REQUIREMENTS:
Lines that include the word "this" are the ones to copy.

DATA TO USE:
▽

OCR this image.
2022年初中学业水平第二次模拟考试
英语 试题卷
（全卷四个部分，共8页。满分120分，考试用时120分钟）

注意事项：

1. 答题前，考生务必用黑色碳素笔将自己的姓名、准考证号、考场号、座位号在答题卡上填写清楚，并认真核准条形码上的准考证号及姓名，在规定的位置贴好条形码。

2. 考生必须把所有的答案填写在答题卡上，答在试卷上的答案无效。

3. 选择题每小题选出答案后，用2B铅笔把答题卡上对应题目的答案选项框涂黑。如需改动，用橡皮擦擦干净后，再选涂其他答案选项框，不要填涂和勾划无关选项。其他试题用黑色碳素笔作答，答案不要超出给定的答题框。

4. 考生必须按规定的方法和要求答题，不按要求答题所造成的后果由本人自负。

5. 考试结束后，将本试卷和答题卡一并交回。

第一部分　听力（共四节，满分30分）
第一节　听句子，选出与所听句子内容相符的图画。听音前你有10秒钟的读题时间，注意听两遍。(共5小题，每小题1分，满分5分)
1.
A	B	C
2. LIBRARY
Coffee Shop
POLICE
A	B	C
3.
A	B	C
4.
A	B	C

△
▽

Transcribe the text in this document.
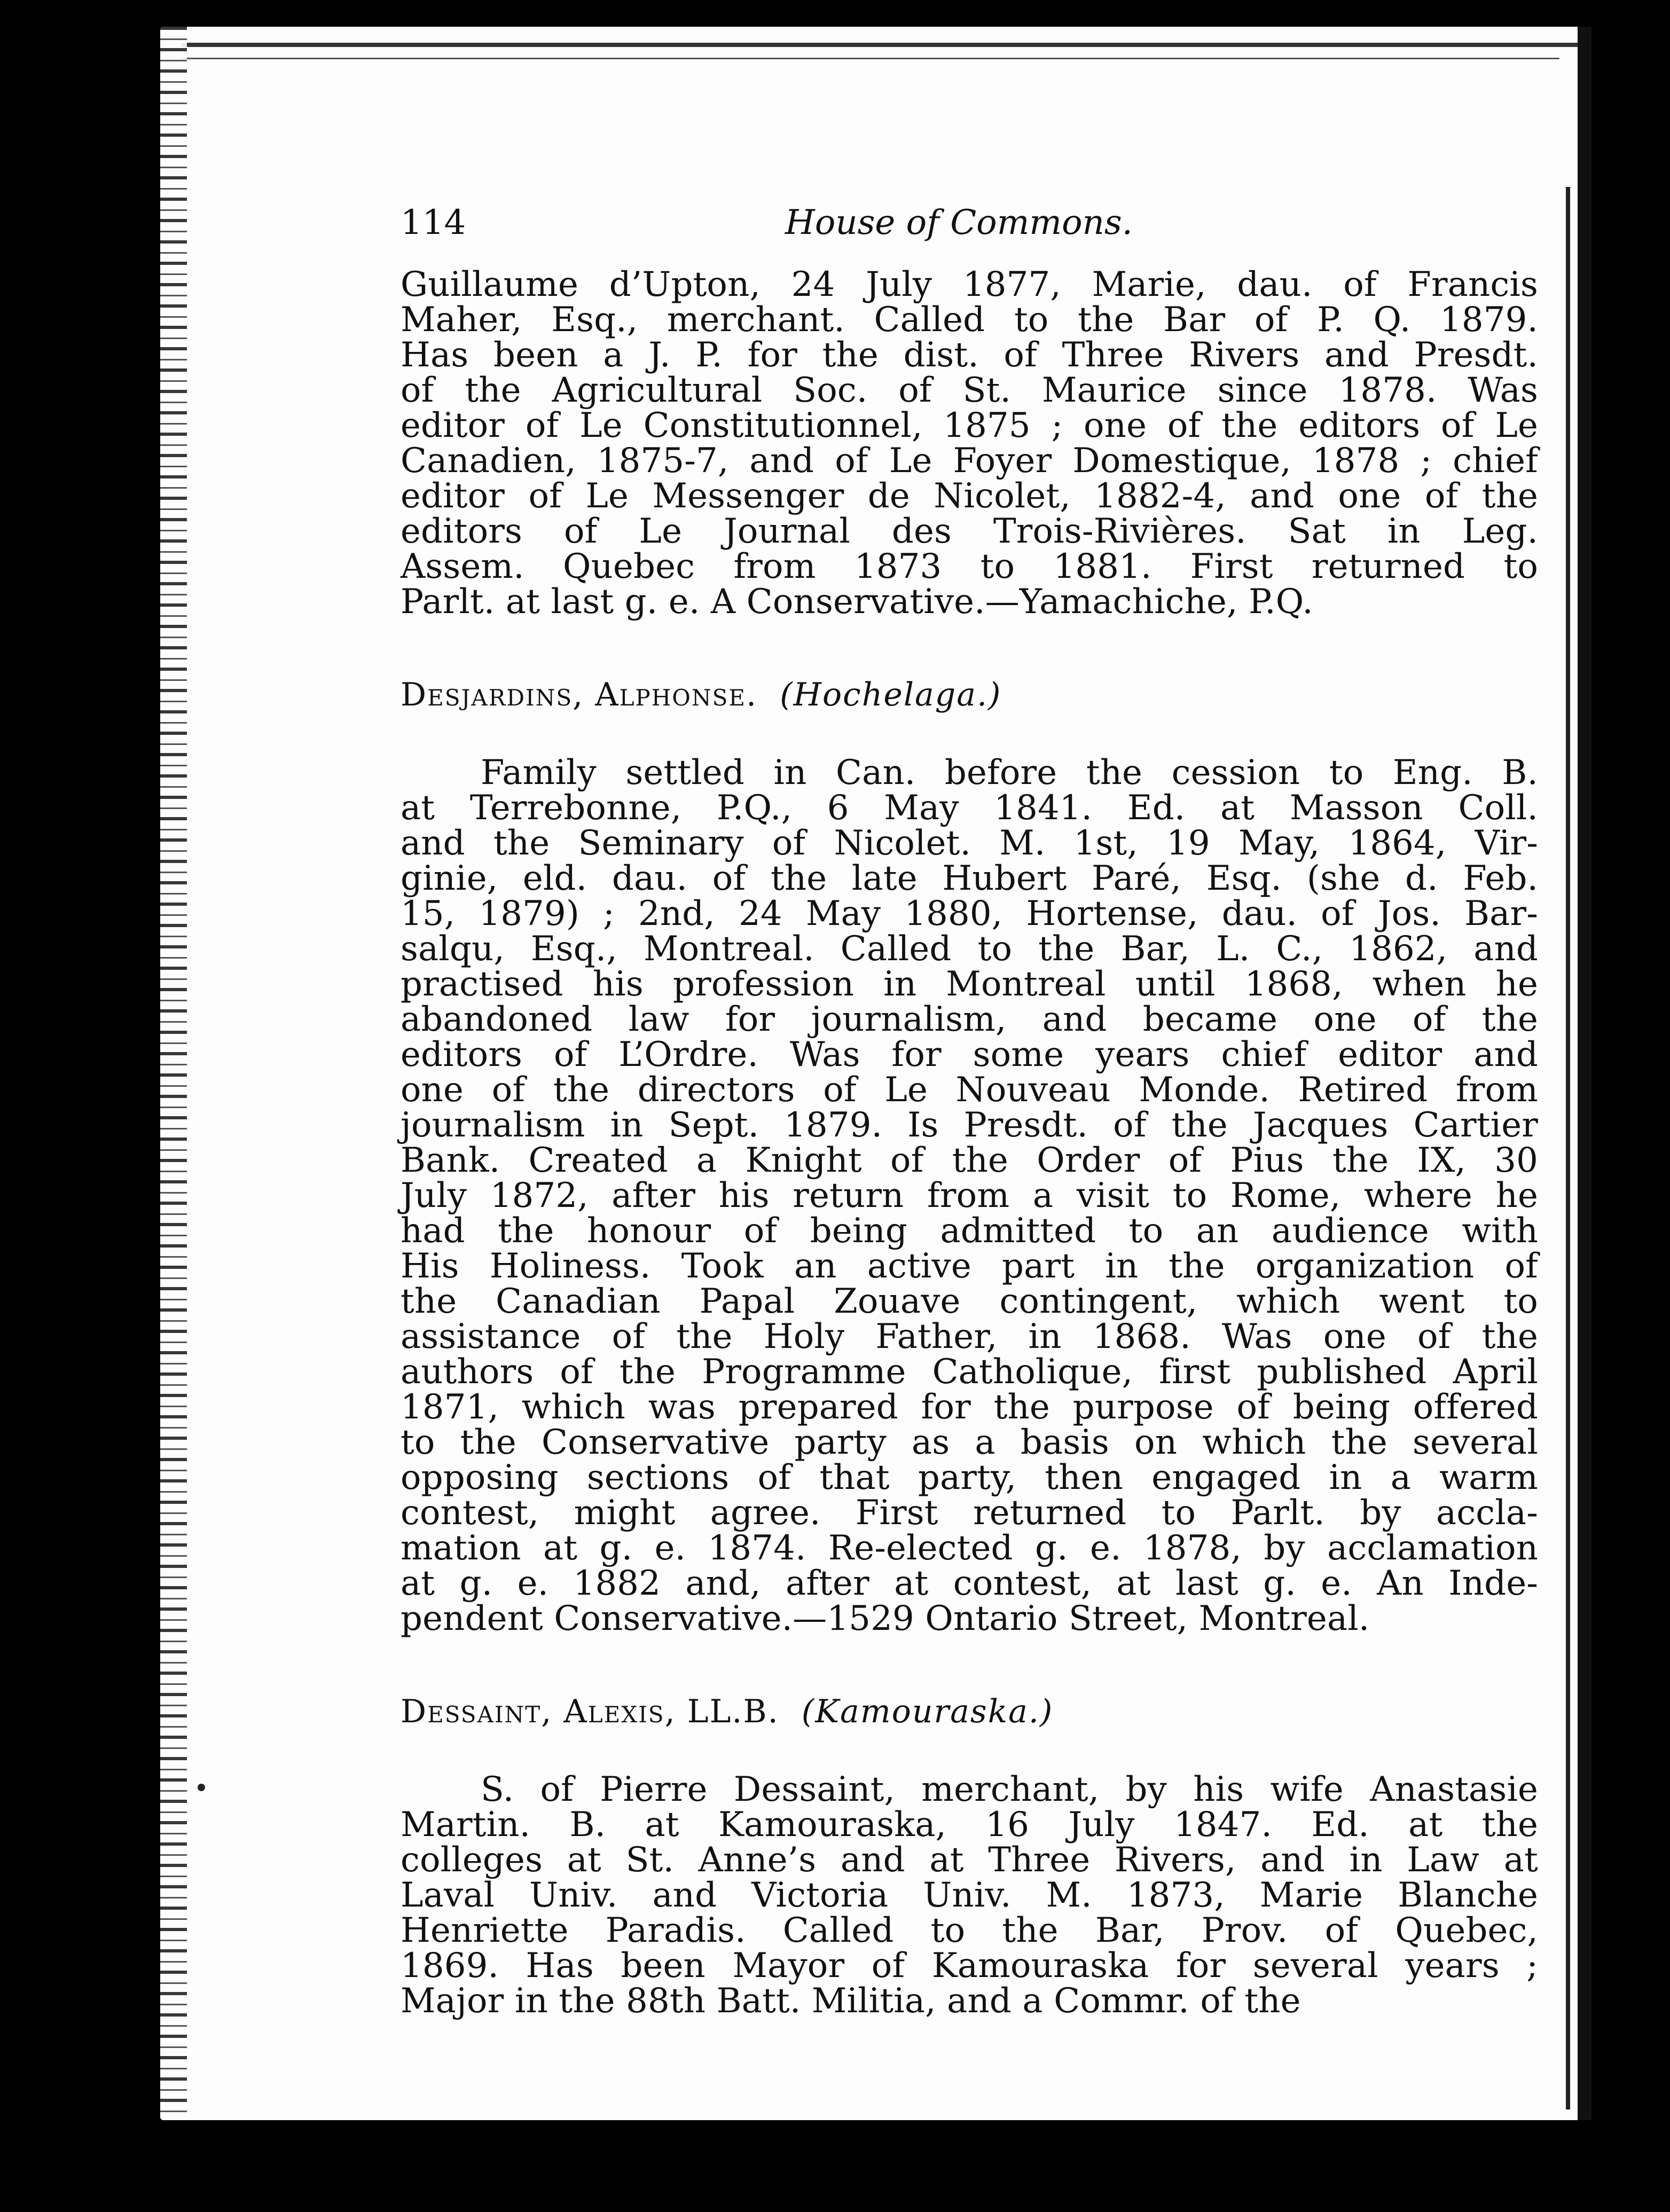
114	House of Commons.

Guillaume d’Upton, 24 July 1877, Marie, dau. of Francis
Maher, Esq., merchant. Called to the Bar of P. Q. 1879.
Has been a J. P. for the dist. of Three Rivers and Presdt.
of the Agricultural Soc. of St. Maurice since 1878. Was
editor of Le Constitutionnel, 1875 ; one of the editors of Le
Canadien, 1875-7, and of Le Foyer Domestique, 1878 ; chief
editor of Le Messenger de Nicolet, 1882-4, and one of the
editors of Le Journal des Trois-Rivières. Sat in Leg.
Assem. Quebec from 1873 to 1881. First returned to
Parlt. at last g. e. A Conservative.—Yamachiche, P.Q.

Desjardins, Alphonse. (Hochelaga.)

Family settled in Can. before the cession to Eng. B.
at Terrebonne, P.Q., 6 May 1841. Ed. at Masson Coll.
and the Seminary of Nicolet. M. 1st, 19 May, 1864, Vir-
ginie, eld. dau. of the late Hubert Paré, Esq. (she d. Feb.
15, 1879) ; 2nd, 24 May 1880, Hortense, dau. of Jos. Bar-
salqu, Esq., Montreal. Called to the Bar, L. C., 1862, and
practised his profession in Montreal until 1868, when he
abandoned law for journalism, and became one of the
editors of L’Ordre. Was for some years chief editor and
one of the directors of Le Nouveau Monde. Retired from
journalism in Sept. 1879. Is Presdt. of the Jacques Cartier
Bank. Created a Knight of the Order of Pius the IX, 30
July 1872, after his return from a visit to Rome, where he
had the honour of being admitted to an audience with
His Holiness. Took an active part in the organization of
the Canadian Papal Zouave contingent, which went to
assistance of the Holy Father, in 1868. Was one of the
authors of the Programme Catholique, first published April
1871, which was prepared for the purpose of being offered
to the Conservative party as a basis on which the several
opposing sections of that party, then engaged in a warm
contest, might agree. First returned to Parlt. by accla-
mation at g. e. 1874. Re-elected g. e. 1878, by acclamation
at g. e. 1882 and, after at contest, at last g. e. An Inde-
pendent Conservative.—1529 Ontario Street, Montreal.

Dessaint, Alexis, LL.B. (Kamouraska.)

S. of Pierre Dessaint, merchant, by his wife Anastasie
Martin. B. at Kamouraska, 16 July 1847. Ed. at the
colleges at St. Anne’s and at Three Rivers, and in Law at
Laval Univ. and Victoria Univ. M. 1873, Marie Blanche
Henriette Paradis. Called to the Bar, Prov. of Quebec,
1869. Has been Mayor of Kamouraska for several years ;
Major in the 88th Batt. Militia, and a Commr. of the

△

THE REPLY:
OCR this image.
Transcribe the text in this document.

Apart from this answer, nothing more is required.